Locate all lines with the word "xlabel". Copy them.

== Supplied records

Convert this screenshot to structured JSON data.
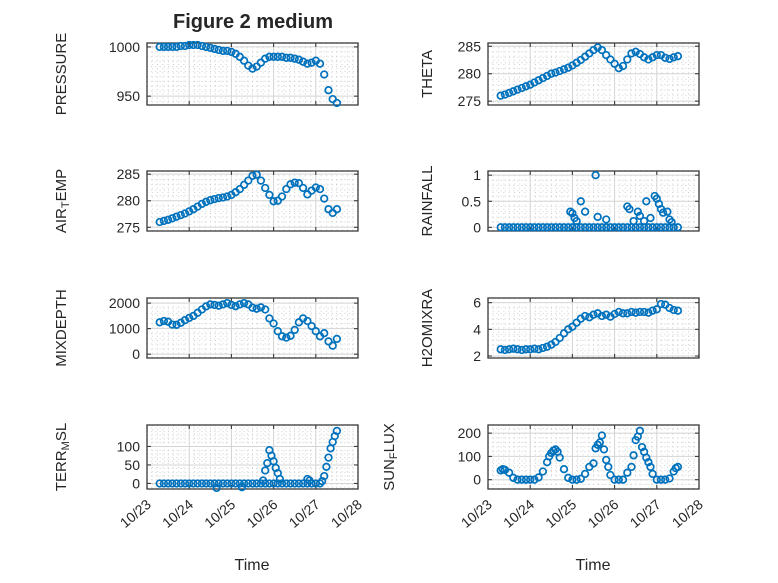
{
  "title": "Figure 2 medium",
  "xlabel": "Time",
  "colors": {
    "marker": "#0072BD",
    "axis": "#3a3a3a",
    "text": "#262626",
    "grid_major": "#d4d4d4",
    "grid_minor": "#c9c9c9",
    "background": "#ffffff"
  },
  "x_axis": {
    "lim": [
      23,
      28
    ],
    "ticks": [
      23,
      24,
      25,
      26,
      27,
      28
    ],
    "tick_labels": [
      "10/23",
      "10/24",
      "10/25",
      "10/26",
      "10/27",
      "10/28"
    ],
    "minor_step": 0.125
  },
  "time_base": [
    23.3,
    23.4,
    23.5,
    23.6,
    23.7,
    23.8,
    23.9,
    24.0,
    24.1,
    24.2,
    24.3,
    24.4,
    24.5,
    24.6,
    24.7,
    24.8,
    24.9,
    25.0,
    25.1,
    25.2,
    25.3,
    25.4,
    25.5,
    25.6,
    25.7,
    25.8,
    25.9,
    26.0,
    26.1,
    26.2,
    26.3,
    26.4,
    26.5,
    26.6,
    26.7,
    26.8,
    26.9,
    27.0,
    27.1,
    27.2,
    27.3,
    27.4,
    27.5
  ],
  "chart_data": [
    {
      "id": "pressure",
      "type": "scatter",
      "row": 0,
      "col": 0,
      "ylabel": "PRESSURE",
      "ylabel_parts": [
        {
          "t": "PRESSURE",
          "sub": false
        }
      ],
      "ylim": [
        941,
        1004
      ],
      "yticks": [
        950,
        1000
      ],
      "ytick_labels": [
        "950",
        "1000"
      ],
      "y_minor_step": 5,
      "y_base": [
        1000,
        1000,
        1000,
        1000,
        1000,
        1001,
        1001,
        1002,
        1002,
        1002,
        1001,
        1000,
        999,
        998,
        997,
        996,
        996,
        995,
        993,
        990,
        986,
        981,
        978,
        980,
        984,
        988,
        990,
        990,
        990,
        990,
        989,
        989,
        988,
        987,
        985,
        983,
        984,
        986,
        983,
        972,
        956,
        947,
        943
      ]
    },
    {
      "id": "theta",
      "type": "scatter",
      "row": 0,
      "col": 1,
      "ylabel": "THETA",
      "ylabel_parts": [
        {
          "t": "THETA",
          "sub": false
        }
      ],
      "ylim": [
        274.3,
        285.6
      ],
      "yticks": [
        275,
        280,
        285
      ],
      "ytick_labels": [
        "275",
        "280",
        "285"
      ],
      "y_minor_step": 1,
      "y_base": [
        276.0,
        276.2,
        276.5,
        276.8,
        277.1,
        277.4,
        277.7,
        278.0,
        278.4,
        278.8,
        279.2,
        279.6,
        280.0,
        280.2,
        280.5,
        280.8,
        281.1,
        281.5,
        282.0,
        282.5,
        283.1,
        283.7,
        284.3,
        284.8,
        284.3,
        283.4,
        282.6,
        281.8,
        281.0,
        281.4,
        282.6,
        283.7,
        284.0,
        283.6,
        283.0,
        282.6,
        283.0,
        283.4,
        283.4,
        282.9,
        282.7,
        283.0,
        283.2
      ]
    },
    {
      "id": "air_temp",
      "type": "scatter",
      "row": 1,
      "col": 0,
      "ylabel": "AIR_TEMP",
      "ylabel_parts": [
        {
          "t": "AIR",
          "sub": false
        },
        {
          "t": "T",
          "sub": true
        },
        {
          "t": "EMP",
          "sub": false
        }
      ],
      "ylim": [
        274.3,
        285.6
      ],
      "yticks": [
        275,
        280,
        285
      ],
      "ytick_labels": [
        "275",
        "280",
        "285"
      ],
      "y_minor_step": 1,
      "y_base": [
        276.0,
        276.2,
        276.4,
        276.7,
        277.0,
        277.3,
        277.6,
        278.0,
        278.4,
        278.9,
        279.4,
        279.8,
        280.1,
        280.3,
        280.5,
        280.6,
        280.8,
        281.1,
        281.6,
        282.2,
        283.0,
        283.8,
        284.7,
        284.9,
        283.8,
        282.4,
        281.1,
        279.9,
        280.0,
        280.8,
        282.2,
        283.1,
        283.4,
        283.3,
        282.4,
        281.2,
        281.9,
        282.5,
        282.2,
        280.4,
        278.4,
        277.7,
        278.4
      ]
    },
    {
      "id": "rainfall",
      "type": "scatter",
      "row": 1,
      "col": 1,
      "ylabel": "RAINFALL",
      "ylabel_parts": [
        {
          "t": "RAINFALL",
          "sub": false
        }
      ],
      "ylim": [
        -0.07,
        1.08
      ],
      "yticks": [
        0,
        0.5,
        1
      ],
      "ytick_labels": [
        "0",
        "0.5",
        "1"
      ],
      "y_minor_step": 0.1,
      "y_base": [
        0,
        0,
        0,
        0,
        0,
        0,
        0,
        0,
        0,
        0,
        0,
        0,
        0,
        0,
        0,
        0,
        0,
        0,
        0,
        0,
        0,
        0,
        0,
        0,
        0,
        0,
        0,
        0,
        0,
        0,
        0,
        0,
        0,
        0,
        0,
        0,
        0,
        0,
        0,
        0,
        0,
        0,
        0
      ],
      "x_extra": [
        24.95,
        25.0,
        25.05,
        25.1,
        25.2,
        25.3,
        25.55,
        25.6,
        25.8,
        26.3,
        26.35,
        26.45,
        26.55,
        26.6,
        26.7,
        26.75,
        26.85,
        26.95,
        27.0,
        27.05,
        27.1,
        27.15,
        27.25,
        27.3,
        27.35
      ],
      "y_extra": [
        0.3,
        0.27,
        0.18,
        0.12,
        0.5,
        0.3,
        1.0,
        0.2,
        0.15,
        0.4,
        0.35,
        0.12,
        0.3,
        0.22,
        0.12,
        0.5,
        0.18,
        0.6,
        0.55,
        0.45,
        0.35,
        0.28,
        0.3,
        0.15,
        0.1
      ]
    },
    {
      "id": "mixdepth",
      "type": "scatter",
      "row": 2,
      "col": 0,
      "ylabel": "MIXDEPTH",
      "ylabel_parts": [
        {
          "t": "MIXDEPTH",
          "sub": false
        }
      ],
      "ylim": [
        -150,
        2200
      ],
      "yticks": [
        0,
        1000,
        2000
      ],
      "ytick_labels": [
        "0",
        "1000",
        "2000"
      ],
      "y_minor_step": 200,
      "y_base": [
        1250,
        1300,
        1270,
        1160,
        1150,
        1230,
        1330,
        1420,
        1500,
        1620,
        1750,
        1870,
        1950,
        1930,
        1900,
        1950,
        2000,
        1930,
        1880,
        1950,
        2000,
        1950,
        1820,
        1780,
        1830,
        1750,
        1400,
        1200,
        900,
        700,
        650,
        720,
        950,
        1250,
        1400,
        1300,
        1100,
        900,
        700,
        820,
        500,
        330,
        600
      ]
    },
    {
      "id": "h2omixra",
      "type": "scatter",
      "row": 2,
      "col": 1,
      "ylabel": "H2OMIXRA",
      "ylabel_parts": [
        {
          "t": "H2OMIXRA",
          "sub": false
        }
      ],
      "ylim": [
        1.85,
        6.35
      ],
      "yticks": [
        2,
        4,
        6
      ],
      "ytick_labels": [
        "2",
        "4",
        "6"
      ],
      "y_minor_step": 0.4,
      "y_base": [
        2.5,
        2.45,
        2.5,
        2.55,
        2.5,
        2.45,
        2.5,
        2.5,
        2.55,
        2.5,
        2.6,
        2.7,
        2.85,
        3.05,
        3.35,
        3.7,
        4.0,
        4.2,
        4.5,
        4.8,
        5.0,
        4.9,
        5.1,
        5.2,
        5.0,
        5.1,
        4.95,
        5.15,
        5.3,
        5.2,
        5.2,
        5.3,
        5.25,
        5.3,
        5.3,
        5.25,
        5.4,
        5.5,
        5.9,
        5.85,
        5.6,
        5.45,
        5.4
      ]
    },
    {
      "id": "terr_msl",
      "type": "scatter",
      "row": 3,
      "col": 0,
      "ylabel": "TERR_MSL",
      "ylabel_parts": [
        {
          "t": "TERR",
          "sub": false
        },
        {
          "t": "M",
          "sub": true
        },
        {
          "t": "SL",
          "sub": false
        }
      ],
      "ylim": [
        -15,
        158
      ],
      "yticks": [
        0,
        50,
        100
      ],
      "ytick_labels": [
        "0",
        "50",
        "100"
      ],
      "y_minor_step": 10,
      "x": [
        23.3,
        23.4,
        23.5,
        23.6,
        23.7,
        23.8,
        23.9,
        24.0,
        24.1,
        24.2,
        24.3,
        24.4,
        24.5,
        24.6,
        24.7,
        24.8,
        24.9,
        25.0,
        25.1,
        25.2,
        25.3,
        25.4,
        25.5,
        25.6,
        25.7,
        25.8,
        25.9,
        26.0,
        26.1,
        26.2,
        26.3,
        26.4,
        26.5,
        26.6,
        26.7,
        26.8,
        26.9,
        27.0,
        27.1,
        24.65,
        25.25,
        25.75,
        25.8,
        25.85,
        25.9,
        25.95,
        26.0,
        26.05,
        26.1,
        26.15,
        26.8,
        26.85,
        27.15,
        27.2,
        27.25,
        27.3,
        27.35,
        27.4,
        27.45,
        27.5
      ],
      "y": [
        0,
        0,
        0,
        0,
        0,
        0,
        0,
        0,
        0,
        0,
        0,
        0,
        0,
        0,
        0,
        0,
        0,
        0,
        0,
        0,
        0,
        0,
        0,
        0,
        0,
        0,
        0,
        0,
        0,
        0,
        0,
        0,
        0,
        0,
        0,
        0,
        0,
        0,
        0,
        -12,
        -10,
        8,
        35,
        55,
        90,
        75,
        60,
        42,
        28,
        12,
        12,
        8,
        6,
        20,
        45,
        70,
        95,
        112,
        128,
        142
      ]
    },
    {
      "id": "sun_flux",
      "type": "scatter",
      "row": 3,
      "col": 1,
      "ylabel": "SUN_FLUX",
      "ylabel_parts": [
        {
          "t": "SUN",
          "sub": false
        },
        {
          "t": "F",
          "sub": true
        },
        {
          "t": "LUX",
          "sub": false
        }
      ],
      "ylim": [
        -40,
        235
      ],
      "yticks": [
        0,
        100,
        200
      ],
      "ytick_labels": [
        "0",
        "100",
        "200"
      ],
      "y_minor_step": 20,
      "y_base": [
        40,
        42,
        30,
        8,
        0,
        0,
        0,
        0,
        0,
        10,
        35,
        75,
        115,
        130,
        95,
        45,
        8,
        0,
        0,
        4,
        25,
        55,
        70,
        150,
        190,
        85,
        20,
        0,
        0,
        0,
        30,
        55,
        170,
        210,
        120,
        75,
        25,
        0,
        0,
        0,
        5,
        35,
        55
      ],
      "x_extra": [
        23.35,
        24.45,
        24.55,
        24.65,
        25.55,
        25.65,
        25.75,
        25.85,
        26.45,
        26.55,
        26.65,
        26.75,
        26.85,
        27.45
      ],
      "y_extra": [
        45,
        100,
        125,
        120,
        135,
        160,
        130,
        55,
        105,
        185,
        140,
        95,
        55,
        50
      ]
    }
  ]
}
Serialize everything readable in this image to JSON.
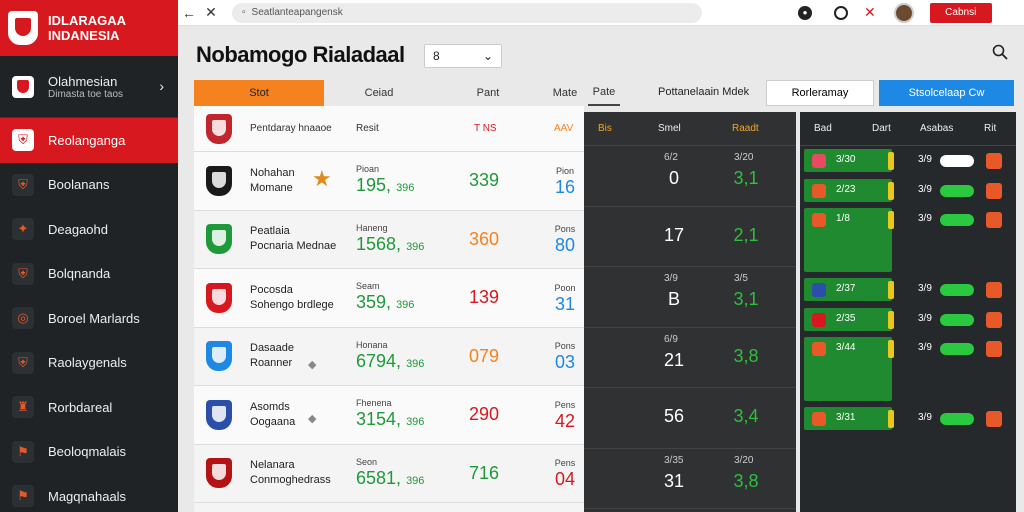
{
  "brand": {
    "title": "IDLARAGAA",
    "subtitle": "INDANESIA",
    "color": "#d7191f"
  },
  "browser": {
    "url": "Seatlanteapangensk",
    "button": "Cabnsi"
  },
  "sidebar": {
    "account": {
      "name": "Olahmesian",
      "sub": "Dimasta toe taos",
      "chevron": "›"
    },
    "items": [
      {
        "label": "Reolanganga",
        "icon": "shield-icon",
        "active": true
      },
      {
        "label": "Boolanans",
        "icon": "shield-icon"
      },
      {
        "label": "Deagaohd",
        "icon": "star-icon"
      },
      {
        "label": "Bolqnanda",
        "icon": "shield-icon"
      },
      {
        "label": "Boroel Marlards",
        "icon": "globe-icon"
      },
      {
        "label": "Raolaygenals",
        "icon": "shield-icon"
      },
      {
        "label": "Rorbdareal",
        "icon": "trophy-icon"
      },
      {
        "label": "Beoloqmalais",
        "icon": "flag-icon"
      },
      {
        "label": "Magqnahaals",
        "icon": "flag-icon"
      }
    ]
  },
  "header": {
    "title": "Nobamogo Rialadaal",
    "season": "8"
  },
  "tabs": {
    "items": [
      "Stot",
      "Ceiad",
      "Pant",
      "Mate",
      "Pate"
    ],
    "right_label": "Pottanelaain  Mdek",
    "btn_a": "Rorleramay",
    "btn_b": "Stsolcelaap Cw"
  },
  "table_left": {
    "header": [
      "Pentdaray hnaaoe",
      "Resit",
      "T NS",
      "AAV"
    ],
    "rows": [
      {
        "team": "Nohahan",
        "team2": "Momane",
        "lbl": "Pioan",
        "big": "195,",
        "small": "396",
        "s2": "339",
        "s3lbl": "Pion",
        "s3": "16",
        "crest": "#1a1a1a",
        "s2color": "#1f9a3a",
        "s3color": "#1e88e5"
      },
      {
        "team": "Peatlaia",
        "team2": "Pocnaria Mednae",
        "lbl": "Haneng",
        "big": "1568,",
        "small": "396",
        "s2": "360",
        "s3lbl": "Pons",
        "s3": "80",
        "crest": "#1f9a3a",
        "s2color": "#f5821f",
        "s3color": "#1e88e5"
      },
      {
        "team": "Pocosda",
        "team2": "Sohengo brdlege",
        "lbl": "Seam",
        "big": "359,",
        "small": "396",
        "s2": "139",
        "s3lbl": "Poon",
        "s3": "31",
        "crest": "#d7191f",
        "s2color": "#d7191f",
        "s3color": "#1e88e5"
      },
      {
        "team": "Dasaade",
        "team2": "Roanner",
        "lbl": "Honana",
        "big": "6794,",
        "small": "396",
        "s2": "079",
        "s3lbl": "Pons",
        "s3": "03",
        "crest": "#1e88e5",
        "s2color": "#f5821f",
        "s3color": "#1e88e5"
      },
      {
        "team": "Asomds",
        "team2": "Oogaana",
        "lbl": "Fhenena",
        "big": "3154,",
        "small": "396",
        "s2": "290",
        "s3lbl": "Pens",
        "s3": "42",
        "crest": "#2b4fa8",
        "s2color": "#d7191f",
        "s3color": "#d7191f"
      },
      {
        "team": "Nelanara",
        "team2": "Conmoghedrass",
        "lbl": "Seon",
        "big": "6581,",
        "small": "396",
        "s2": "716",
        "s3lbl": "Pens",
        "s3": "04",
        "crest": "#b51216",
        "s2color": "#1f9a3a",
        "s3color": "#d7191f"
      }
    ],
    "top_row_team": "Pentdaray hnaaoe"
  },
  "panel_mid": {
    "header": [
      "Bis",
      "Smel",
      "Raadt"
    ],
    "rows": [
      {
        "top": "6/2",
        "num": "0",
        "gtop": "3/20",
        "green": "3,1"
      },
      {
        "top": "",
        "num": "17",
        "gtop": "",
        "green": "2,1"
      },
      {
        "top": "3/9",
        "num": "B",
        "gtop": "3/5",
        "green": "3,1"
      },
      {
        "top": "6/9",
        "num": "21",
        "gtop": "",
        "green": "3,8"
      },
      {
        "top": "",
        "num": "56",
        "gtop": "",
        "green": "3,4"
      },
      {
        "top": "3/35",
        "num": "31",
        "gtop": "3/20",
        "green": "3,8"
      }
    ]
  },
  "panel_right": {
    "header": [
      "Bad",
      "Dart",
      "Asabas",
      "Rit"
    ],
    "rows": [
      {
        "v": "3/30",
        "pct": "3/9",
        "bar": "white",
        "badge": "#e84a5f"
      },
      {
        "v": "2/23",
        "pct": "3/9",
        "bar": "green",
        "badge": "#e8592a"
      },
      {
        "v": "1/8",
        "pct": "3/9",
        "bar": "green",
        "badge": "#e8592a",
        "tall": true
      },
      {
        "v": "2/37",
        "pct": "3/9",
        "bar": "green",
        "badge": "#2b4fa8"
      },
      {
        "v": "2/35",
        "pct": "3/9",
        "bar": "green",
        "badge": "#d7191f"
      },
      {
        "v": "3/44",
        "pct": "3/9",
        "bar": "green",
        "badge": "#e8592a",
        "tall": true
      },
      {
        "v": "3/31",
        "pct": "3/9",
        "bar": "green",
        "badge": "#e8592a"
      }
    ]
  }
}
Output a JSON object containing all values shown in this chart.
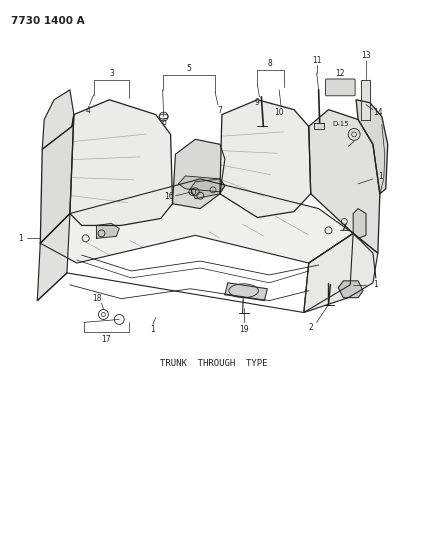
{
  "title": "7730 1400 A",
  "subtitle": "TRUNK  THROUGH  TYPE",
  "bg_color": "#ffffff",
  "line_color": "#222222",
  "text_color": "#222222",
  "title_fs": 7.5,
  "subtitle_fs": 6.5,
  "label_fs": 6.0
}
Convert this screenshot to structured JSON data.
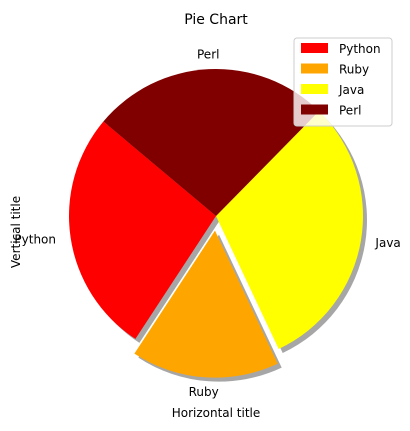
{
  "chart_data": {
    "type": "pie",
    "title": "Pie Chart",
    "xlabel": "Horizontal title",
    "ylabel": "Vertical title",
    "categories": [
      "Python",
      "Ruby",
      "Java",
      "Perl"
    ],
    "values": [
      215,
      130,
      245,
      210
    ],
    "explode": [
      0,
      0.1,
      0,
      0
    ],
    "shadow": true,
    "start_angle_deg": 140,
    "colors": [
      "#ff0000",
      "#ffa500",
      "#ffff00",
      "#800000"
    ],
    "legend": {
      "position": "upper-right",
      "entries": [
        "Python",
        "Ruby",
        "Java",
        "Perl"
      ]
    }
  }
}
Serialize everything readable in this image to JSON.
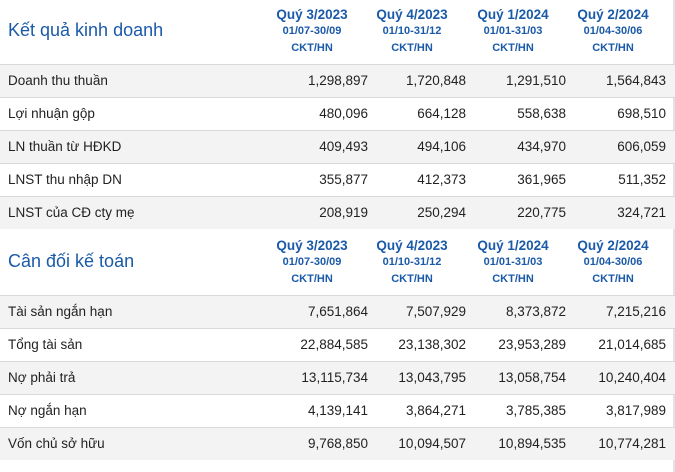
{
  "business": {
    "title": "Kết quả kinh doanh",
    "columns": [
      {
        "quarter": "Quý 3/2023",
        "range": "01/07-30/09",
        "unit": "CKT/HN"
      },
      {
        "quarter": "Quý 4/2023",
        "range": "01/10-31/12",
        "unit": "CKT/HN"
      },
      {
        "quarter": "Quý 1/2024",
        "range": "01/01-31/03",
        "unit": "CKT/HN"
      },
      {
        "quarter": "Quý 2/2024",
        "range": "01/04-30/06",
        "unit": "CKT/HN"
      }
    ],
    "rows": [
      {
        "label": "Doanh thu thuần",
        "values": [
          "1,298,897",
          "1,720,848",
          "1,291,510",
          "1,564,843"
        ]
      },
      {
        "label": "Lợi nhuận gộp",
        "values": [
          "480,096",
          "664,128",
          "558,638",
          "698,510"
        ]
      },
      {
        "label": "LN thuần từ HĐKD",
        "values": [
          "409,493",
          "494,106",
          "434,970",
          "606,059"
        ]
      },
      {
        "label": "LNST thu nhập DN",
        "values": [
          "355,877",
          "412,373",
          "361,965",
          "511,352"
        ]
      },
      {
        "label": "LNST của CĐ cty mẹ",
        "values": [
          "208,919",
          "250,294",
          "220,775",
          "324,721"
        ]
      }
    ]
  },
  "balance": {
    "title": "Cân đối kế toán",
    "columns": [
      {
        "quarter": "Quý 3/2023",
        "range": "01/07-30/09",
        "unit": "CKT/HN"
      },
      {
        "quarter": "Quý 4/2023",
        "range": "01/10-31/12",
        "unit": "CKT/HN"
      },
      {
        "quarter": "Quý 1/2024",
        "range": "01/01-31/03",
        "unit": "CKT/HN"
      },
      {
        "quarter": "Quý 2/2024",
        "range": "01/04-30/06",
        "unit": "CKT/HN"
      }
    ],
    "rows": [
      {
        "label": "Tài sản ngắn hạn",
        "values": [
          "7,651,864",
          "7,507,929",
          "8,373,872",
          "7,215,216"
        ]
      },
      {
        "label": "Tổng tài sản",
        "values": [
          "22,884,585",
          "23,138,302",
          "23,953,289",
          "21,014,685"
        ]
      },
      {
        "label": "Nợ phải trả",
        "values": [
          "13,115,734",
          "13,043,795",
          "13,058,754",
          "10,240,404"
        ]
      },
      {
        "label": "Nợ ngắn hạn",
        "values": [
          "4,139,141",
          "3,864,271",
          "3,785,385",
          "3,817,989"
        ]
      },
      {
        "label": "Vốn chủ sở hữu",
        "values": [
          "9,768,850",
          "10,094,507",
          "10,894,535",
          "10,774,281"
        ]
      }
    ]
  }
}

====

### Solution to the exercise
  "xlabel": "Time",
    "xlabel": "Horizontal title",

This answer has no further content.